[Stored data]
--------------------------------

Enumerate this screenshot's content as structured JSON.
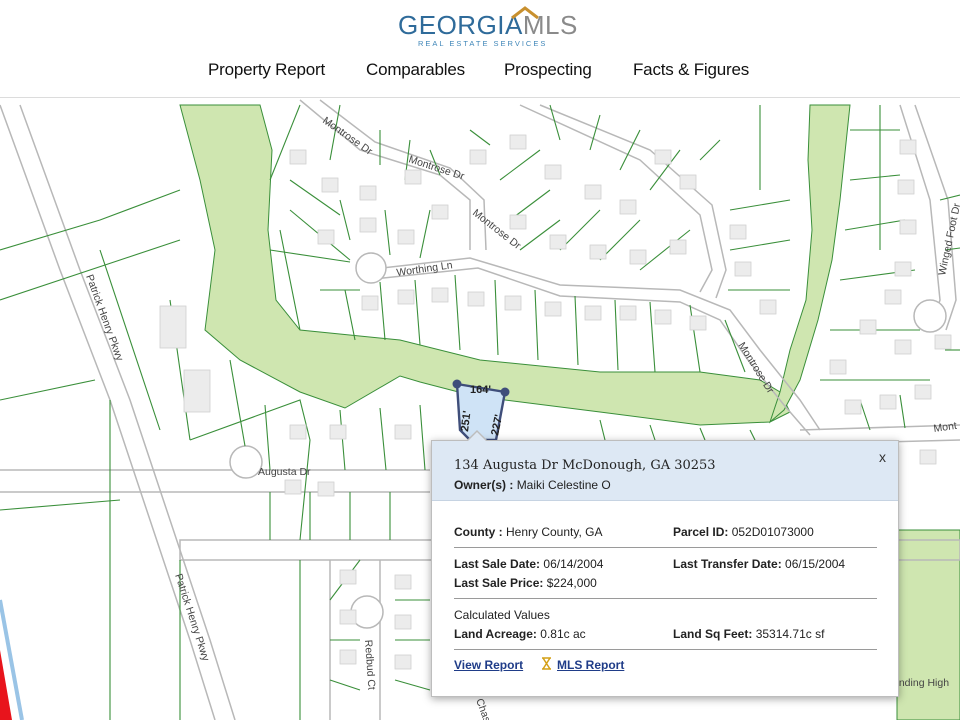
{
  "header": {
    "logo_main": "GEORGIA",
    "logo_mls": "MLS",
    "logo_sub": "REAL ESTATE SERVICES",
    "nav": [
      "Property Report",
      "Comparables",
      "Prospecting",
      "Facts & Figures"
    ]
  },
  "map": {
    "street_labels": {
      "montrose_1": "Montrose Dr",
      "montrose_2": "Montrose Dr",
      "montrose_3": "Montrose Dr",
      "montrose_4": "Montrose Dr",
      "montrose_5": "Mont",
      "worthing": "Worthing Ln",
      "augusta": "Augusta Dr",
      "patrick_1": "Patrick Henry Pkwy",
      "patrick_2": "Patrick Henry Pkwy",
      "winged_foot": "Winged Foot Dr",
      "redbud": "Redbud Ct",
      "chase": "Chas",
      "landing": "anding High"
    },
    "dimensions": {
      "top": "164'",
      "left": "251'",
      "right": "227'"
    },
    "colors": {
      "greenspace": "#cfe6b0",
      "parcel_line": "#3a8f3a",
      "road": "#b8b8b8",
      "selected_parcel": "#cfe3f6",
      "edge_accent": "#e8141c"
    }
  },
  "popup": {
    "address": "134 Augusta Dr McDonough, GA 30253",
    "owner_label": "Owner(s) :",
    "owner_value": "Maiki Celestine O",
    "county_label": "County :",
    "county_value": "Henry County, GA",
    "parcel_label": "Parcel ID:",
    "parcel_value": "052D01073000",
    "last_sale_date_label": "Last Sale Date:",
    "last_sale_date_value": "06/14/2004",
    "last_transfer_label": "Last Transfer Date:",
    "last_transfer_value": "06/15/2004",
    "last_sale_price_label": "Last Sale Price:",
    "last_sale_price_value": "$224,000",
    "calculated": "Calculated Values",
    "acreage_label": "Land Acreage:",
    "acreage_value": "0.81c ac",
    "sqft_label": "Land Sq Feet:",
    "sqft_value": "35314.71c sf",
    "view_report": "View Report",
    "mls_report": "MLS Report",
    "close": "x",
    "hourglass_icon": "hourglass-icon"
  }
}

--------------------------------

■ WHAT YOU HAVE TO DO
Extract each line from the listing that holds the word "Report".

■ OUTPUT FOR THIS TASK
      "Property Report",
    "view_report": "View Report",
    "mls_report": "MLS Report",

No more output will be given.